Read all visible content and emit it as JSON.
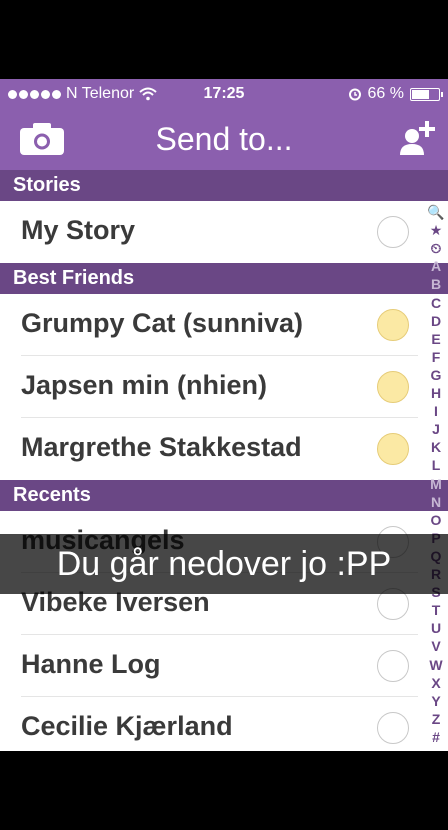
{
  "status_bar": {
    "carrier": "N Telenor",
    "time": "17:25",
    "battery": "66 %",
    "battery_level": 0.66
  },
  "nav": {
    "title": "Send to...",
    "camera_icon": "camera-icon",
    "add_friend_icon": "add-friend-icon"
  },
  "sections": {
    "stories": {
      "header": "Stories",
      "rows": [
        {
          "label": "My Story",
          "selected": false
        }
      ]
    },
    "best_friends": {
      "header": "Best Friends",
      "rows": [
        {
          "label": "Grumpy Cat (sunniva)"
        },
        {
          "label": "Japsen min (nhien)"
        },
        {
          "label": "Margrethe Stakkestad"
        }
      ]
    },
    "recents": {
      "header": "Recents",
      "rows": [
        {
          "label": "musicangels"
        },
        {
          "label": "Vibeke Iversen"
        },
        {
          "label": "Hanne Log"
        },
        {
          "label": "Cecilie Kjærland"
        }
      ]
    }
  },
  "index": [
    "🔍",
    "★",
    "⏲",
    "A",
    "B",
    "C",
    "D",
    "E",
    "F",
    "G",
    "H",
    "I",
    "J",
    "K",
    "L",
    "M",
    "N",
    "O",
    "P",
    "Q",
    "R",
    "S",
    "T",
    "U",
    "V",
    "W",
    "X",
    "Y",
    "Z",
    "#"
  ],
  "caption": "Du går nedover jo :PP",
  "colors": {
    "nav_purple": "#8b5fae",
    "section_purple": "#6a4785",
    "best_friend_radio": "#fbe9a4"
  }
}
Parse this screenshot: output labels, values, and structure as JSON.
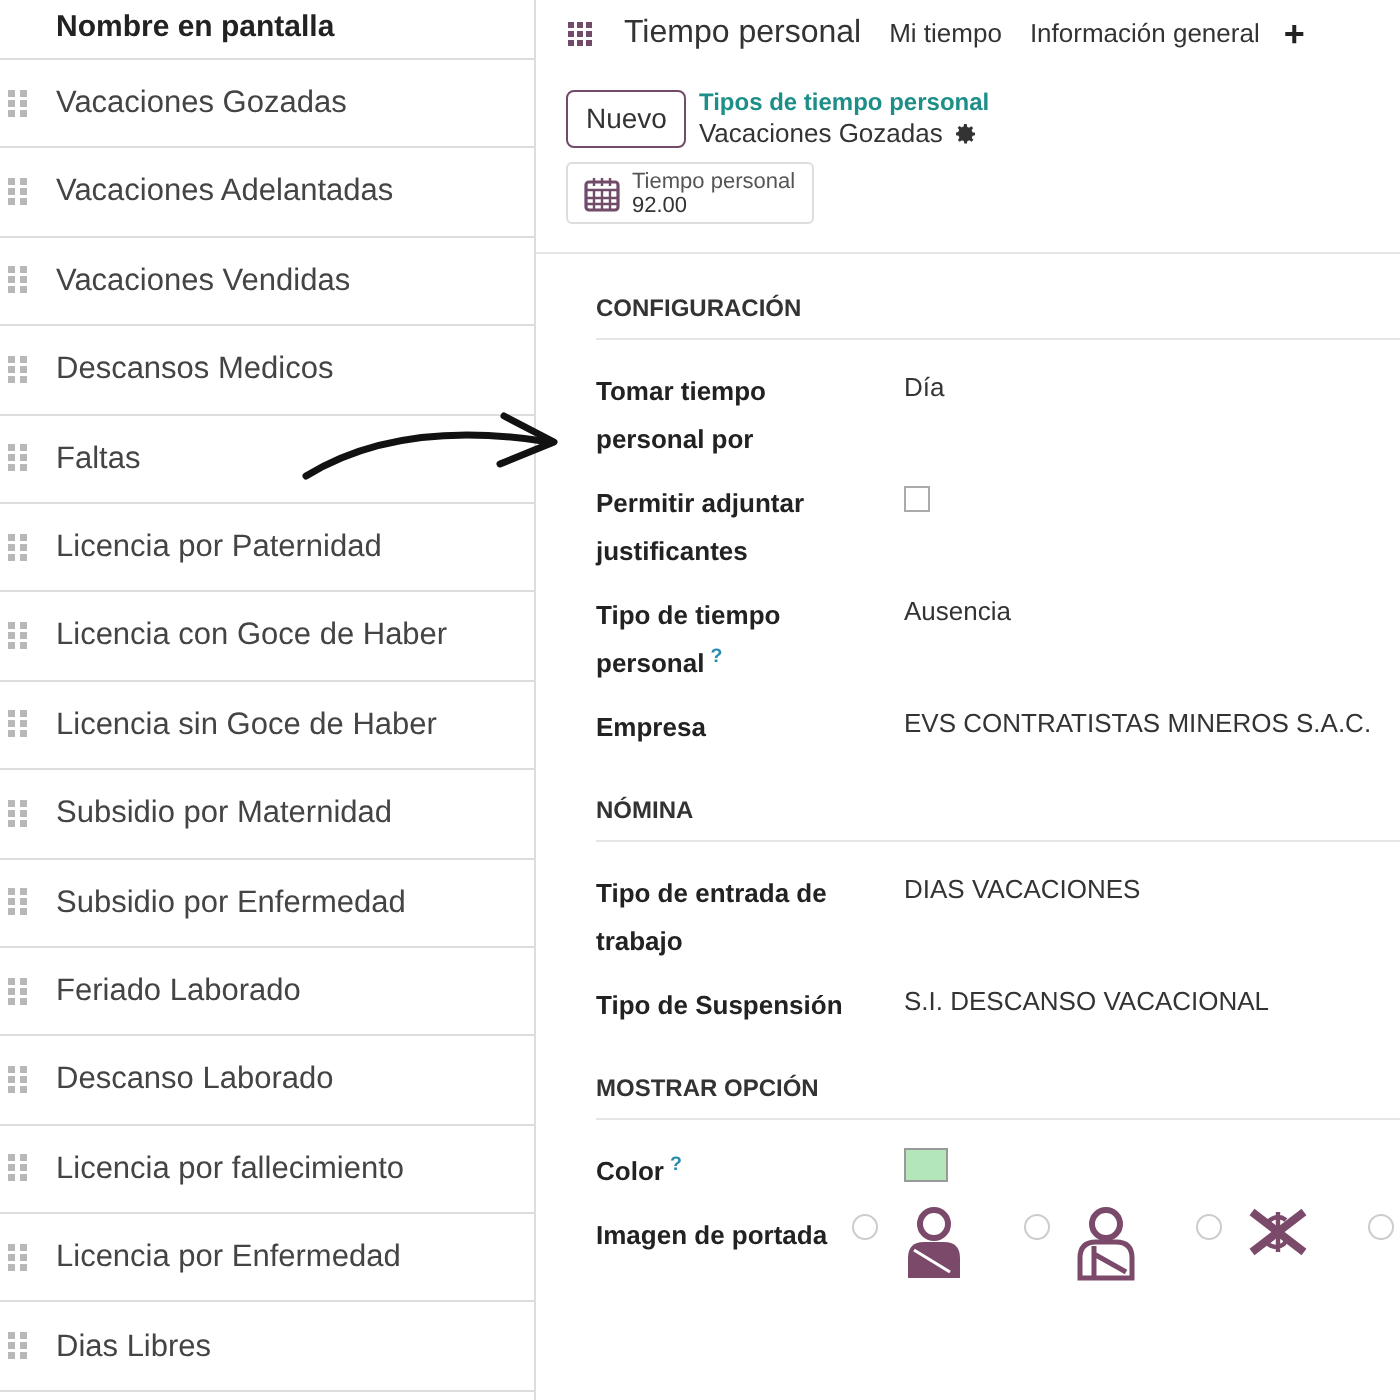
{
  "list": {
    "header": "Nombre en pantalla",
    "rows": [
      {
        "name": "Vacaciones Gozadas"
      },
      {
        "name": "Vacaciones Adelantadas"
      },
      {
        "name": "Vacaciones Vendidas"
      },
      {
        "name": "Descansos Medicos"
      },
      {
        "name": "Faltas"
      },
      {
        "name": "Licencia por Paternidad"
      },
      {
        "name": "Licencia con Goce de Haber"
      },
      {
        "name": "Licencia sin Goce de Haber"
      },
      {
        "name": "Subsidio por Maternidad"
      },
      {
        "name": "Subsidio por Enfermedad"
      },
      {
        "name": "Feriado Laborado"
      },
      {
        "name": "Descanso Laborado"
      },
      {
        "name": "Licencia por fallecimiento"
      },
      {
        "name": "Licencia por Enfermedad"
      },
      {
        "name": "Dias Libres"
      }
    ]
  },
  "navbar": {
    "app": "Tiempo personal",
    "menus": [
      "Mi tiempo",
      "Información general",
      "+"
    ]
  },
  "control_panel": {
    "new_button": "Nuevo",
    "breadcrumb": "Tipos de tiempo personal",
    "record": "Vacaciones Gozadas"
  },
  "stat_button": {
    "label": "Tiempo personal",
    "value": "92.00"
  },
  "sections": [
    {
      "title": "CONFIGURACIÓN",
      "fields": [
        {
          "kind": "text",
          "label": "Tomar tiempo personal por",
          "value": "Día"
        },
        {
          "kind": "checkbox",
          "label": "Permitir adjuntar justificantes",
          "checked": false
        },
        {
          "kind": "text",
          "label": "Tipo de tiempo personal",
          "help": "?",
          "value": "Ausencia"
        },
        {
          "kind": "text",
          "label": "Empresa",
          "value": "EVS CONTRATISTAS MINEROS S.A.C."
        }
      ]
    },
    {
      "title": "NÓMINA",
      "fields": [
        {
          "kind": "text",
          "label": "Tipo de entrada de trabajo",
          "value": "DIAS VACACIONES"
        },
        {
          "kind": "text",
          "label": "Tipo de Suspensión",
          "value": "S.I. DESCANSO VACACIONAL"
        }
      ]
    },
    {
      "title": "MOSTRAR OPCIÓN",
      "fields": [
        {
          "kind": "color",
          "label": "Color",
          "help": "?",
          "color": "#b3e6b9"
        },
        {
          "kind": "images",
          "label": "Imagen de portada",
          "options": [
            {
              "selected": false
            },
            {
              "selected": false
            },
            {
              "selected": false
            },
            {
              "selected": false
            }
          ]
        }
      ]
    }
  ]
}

Problem statement: Quote the records above in full, dropping each picture.

Result below:
Read all visible content and emit it as JSON.
{
  "status_bar": {
    "carrier": "N Telenor",
    "time": "17:25",
    "battery": "66 %",
    "battery_level": 0.66
  },
  "nav": {
    "title": "Send to...",
    "camera_icon": "camera-icon",
    "add_friend_icon": "add-friend-icon"
  },
  "sections": {
    "stories": {
      "header": "Stories",
      "rows": [
        {
          "label": "My Story",
          "selected": false
        }
      ]
    },
    "best_friends": {
      "header": "Best Friends",
      "rows": [
        {
          "label": "Grumpy Cat (sunniva)"
        },
        {
          "label": "Japsen min (nhien)"
        },
        {
          "label": "Margrethe Stakkestad"
        }
      ]
    },
    "recents": {
      "header": "Recents",
      "rows": [
        {
          "label": "musicangels"
        },
        {
          "label": "Vibeke Iversen"
        },
        {
          "label": "Hanne Log"
        },
        {
          "label": "Cecilie Kjærland"
        }
      ]
    }
  },
  "index": [
    "🔍",
    "★",
    "⏲",
    "A",
    "B",
    "C",
    "D",
    "E",
    "F",
    "G",
    "H",
    "I",
    "J",
    "K",
    "L",
    "M",
    "N",
    "O",
    "P",
    "Q",
    "R",
    "S",
    "T",
    "U",
    "V",
    "W",
    "X",
    "Y",
    "Z",
    "#"
  ],
  "caption": "Du går nedover jo :PP",
  "colors": {
    "nav_purple": "#8b5fae",
    "section_purple": "#6a4785",
    "best_friend_radio": "#fbe9a4"
  }
}
Parse this screenshot: output labels, values, and structure as JSON.
{
  "list": {
    "header": "Nombre en pantalla",
    "rows": [
      {
        "name": "Vacaciones Gozadas"
      },
      {
        "name": "Vacaciones Adelantadas"
      },
      {
        "name": "Vacaciones Vendidas"
      },
      {
        "name": "Descansos Medicos"
      },
      {
        "name": "Faltas"
      },
      {
        "name": "Licencia por Paternidad"
      },
      {
        "name": "Licencia con Goce de Haber"
      },
      {
        "name": "Licencia sin Goce de Haber"
      },
      {
        "name": "Subsidio por Maternidad"
      },
      {
        "name": "Subsidio por Enfermedad"
      },
      {
        "name": "Feriado Laborado"
      },
      {
        "name": "Descanso Laborado"
      },
      {
        "name": "Licencia por fallecimiento"
      },
      {
        "name": "Licencia por Enfermedad"
      },
      {
        "name": "Dias Libres"
      }
    ]
  },
  "navbar": {
    "app": "Tiempo personal",
    "menus": [
      "Mi tiempo",
      "Información general",
      "+"
    ]
  },
  "control_panel": {
    "new_button": "Nuevo",
    "breadcrumb": "Tipos de tiempo personal",
    "record": "Vacaciones Gozadas"
  },
  "stat_button": {
    "label": "Tiempo personal",
    "value": "92.00"
  },
  "sections": [
    {
      "title": "CONFIGURACIÓN",
      "fields": [
        {
          "kind": "text",
          "label": "Tomar tiempo personal por",
          "value": "Día"
        },
        {
          "kind": "checkbox",
          "label": "Permitir adjuntar justificantes",
          "checked": false
        },
        {
          "kind": "text",
          "label": "Tipo de tiempo personal",
          "help": "?",
          "value": "Ausencia"
        },
        {
          "kind": "text",
          "label": "Empresa",
          "value": "EVS CONTRATISTAS MINEROS S.A.C."
        }
      ]
    },
    {
      "title": "NÓMINA",
      "fields": [
        {
          "kind": "text",
          "label": "Tipo de entrada de trabajo",
          "value": "DIAS VACACIONES"
        },
        {
          "kind": "text",
          "label": "Tipo de Suspensión",
          "value": "S.I. DESCANSO VACACIONAL"
        }
      ]
    },
    {
      "title": "MOSTRAR OPCIÓN",
      "fields": [
        {
          "kind": "color",
          "label": "Color",
          "help": "?",
          "color": "#b3e6b9"
        },
        {
          "kind": "images",
          "label": "Imagen de portada",
          "options": [
            {
              "selected": false
            },
            {
              "selected": false
            },
            {
              "selected": false
            },
            {
              "selected": false
            }
          ]
        }
      ]
    }
  ]
}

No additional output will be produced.